◆ Your task ◆
Write the records below out again exactly as given, with no images.

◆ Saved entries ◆
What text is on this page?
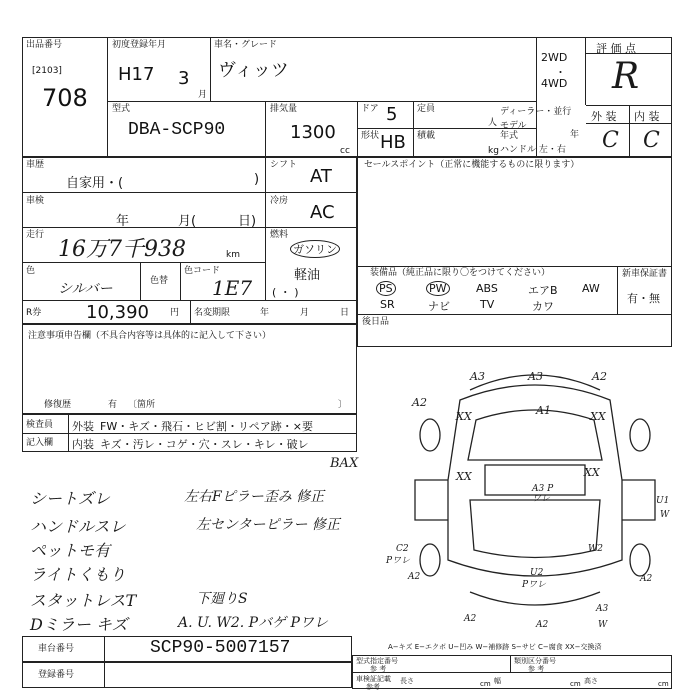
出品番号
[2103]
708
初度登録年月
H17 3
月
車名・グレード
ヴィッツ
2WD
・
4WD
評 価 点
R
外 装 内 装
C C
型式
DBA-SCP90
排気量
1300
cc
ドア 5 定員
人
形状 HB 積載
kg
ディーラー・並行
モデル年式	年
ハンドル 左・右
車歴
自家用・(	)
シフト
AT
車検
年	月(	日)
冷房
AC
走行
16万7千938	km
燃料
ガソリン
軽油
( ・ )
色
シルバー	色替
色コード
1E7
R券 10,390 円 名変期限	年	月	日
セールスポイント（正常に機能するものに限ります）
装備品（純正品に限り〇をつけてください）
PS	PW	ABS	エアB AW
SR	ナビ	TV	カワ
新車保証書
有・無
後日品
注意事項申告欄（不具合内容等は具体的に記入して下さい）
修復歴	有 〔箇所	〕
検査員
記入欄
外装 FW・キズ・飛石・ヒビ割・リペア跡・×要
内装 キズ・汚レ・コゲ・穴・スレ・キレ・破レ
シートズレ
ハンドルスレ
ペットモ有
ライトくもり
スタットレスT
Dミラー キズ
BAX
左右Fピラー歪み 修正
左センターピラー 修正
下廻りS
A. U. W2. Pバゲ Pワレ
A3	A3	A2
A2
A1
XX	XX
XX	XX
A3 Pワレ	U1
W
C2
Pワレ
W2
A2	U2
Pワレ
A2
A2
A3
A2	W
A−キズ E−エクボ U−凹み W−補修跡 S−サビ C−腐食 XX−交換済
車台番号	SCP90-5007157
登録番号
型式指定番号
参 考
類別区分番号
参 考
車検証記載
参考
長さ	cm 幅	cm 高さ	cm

◆ Answer to the problem ◆
What text is on this page?
出品番号
[2103]
708
初度登録年月
H17 3
月
車名・グレード
ヴィッツ
2WD
・
4WD
評 価 点
R
外 装 内 装
C C
型式
DBA-SCP90
排気量
1300
cc
ドア 5 定員
人
形状 HB 積載
kg
ディーラー・並行
モデル年式	年
ハンドル 左・右
車歴
自家用・(	)
シフト
AT
車検
年	月(	日)
冷房
AC
走行
16万7千938	km
燃料
ガソリン
軽油
( ・ )
色
シルバー	色替
色コード
1E7
R券 10,390 円 名変期限	年	月	日
セールスポイント（正常に機能するものに限ります）
装備品（純正品に限り〇をつけてください）
PS	PW	ABS	エアB AW
SR	ナビ	TV	カワ
新車保証書
有・無
後日品
注意事項申告欄（不具合内容等は具体的に記入して下さい）
修復歴	有 〔箇所	〕
検査員
記入欄
外装 FW・キズ・飛石・ヒビ割・リペア跡・×要
内装 キズ・汚レ・コゲ・穴・スレ・キレ・破レ
シートズレ
ハンドルスレ
ペットモ有
ライトくもり
スタットレスT
Dミラー キズ
BAX
左右Fピラー歪み 修正
左センターピラー 修正
下廻りS
A. U. W2. Pバゲ Pワレ
A3	A3	A2
A2
A1
XX	XX
XX	XX
A3 Pワレ	U1
W
C2
Pワレ
W2
A2	U2
Pワレ
A2
A2
A3
A2	W
A−キズ E−エクボ U−凹み W−補修跡 S−サビ C−腐食 XX−交換済
車台番号	SCP90-5007157
登録番号
型式指定番号
参 考
類別区分番号
参 考
車検証記載
参考
長さ	cm 幅	cm 高さ	cm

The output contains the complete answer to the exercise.